**Set exercise:** Return the records word for word. Any pictures in them are not part of the copy.

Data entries
——

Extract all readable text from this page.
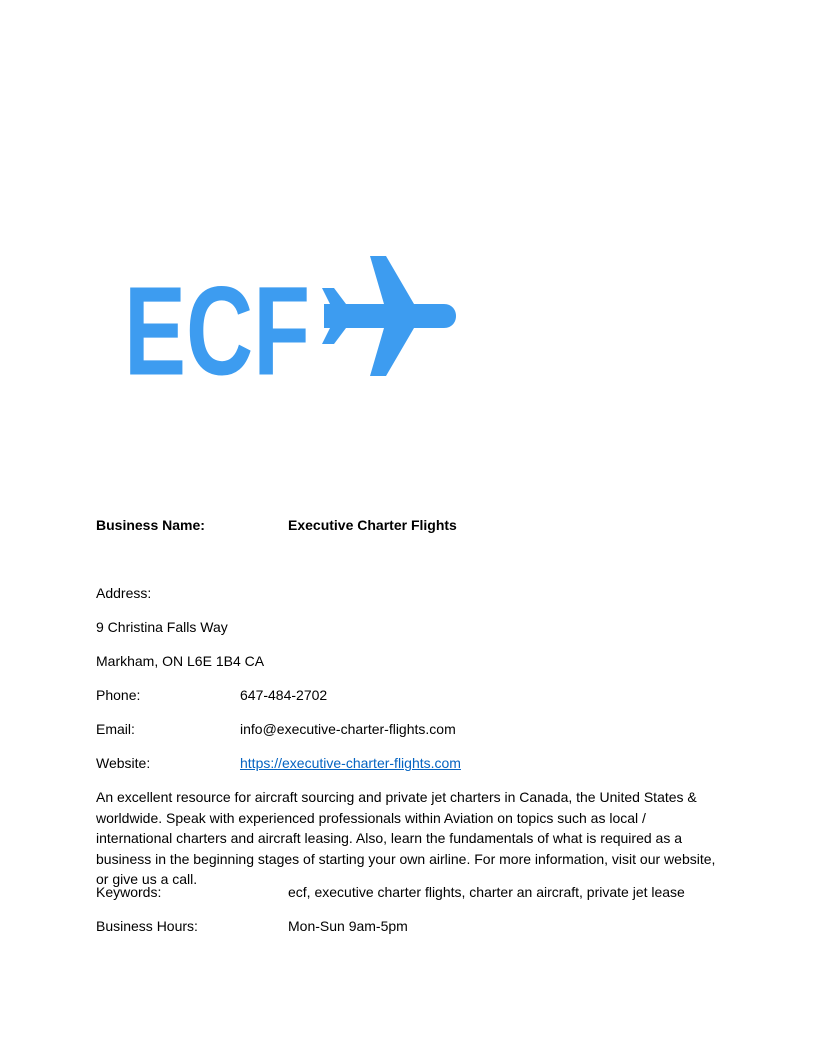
ECF
Business Name:	Executive Charter Flights
Address:
9 Christina Falls Way
Markham, ON L6E 1B4 CA
Phone:	647-484-2702
Email:	info@executive-charter-flights.com
Website:	https://executive-charter-flights.com
An excellent resource for aircraft sourcing and private jet charters in Canada, the United States & worldwide. Speak with experienced professionals within Aviation on topics such as local / international charters and aircraft leasing. Also, learn the fundamentals of what is required as a business in the beginning stages of starting your own airline. For more information, visit our website, or give us a call.
Keywords:	ecf, executive charter flights, charter an aircraft, private jet lease
Business Hours:	Mon-Sun 9am-5pm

——

**Final result:**
Extract all readable text from this page.
ECF
Business Name:	Executive Charter Flights
Address:
9 Christina Falls Way
Markham, ON L6E 1B4 CA
Phone:	647-484-2702
Email:	info@executive-charter-flights.com
Website:	https://executive-charter-flights.com
An excellent resource for aircraft sourcing and private jet charters in Canada, the United States & worldwide. Speak with experienced professionals within Aviation on topics such as local / international charters and aircraft leasing. Also, learn the fundamentals of what is required as a business in the beginning stages of starting your own airline. For more information, visit our website, or give us a call.
Keywords:	ecf, executive charter flights, charter an aircraft, private jet lease
Business Hours:	Mon-Sun 9am-5pm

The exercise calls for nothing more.